(Recorded data)
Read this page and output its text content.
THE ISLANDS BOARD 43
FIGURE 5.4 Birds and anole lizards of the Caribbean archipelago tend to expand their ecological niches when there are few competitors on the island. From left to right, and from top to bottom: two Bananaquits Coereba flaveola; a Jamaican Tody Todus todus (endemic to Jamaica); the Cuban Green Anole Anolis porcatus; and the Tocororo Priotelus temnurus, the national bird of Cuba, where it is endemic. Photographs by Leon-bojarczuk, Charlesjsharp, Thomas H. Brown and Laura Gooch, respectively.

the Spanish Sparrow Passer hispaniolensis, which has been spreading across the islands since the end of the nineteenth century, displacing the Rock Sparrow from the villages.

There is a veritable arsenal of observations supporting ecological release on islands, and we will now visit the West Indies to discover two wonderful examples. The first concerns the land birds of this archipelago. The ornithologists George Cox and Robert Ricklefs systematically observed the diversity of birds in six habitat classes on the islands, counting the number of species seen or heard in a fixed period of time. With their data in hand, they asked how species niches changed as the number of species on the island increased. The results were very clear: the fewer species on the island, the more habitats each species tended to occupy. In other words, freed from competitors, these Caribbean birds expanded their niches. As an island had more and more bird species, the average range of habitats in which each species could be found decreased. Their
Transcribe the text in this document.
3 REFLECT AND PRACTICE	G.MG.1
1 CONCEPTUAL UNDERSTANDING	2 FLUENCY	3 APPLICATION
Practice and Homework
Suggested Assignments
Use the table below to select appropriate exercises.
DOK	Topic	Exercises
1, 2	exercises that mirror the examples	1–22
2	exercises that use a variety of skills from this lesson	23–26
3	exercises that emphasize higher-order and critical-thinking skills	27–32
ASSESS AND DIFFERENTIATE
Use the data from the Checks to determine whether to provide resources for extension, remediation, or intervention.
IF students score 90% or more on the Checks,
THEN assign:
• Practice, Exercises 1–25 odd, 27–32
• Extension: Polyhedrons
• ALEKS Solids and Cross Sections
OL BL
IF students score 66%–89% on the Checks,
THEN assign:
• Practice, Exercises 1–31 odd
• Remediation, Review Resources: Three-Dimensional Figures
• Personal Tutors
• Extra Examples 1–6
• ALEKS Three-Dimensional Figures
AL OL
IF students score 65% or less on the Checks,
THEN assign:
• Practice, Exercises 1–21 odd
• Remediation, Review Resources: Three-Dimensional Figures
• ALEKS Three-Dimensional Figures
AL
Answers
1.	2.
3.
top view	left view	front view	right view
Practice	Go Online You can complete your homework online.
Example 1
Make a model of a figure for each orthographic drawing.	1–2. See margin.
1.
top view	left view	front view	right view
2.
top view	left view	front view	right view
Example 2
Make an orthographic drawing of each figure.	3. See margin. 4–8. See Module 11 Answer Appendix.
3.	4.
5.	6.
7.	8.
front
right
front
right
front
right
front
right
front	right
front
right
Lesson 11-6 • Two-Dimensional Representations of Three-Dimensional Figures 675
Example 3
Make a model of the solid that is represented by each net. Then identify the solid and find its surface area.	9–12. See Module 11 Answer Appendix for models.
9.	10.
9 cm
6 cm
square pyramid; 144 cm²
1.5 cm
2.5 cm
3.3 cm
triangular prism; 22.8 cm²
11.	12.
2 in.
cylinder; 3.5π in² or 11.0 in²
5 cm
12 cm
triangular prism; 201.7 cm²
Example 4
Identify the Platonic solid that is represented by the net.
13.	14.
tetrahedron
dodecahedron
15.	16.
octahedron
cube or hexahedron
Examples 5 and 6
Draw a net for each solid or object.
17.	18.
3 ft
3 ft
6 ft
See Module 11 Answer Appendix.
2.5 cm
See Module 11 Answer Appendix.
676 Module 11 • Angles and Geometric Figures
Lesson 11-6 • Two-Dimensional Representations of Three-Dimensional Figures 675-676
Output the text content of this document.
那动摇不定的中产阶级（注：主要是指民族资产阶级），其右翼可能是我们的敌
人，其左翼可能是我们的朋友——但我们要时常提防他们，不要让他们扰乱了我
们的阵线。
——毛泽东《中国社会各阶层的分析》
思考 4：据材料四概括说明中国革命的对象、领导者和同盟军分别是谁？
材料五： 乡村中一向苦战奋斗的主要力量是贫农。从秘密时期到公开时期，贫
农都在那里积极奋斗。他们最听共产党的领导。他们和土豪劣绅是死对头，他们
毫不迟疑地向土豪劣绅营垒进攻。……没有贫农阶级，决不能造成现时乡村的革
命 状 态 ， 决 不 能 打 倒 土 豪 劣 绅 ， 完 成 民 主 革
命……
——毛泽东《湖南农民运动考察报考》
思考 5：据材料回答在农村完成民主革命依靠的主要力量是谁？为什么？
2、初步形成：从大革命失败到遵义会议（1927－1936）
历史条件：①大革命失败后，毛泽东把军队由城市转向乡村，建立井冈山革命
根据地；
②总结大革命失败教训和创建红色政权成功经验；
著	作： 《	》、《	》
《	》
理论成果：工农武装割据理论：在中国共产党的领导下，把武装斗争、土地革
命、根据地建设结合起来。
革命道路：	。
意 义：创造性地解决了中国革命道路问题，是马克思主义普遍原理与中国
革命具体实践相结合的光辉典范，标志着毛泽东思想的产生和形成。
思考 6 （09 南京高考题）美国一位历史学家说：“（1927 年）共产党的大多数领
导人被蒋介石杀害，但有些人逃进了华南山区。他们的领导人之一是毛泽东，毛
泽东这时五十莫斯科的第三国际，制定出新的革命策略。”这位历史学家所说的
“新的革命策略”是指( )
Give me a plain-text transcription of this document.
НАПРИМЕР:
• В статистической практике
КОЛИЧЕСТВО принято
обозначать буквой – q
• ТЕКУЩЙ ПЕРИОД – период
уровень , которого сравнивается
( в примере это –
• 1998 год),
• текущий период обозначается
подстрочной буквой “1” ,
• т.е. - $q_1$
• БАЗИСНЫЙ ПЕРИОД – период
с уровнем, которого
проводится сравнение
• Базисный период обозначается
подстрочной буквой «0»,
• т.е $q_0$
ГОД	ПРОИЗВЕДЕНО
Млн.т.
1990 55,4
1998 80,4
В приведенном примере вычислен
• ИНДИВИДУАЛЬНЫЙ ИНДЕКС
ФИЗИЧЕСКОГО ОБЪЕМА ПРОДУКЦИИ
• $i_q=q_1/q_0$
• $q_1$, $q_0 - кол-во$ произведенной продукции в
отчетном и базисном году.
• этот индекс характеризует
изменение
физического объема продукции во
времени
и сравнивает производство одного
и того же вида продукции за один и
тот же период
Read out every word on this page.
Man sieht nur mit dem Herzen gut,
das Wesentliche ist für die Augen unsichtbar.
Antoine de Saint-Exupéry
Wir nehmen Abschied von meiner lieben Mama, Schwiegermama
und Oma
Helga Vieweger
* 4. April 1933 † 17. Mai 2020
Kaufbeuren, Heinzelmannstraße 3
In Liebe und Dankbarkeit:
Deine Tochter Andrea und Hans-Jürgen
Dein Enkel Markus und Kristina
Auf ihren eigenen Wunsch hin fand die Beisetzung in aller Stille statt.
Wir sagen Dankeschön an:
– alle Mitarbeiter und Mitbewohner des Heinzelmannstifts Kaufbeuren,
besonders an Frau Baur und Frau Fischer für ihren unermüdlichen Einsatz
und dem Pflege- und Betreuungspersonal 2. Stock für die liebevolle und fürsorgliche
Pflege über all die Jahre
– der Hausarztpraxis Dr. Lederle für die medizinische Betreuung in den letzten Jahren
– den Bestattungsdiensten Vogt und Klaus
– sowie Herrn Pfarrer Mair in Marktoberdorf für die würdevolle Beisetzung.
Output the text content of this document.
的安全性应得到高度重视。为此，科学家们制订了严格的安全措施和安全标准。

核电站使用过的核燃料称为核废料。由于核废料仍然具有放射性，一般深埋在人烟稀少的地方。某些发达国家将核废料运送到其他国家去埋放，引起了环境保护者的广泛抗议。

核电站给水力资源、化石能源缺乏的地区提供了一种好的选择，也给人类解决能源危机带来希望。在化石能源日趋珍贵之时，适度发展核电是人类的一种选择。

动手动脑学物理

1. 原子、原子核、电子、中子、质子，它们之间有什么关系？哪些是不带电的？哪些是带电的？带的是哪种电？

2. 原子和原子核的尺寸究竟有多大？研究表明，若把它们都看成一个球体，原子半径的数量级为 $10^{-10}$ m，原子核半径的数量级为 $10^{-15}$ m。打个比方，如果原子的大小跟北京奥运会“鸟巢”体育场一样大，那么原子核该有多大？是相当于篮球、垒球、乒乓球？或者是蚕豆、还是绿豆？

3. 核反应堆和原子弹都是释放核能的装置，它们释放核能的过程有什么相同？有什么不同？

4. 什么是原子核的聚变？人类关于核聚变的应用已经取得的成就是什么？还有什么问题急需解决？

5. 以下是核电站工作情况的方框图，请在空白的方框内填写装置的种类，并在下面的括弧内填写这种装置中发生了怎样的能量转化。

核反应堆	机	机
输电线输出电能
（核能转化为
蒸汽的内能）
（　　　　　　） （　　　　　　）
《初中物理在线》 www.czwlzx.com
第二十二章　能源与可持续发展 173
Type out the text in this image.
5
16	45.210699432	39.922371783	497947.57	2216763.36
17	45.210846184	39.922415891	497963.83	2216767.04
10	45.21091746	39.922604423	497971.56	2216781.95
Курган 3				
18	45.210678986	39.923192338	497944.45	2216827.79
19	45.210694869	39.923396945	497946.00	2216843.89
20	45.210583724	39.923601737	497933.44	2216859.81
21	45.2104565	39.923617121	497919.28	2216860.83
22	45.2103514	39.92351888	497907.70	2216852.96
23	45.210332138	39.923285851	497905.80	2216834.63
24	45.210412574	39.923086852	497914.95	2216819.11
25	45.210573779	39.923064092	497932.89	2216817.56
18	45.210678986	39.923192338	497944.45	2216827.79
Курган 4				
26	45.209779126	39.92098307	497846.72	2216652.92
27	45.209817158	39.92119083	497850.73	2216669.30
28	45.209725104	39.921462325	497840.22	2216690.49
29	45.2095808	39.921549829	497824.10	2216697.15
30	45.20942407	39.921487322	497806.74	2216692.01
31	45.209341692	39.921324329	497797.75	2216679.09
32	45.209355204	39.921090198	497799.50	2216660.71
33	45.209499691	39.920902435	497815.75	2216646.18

- **Problem details**
From the data, collect all lines where the string "prism" appears.

- **Complete answer**
triangular prism; 22.8 cm²
triangular prism; 201.7 cm²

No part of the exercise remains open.